#### [Recorded data]
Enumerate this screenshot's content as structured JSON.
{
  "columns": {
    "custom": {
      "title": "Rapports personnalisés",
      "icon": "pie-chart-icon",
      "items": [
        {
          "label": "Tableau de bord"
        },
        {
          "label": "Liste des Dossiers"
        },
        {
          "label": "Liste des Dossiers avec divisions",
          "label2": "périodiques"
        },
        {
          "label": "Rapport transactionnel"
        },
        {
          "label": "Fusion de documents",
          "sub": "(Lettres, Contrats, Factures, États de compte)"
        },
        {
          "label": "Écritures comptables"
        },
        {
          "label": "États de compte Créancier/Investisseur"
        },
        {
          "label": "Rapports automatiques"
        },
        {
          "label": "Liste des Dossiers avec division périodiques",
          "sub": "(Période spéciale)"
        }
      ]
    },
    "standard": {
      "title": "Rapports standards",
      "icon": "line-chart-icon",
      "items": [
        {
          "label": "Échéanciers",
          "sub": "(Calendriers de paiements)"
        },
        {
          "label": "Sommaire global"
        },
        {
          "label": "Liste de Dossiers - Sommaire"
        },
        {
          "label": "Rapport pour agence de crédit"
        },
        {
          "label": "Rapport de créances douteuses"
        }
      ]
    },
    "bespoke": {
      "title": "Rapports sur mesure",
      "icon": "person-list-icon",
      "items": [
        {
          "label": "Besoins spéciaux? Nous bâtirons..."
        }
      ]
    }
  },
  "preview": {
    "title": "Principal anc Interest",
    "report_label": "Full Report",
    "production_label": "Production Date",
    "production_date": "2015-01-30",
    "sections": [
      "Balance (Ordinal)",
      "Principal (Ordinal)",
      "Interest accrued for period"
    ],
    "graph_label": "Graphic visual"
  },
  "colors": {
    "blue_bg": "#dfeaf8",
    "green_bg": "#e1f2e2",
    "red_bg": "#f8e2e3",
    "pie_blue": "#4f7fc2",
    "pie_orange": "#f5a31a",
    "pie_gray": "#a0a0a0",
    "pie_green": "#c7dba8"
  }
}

#### [Your goal]
Supply the count of lines in the entries that contain the word "Liste", and nothing besides.

#### [Solution to this problem]
4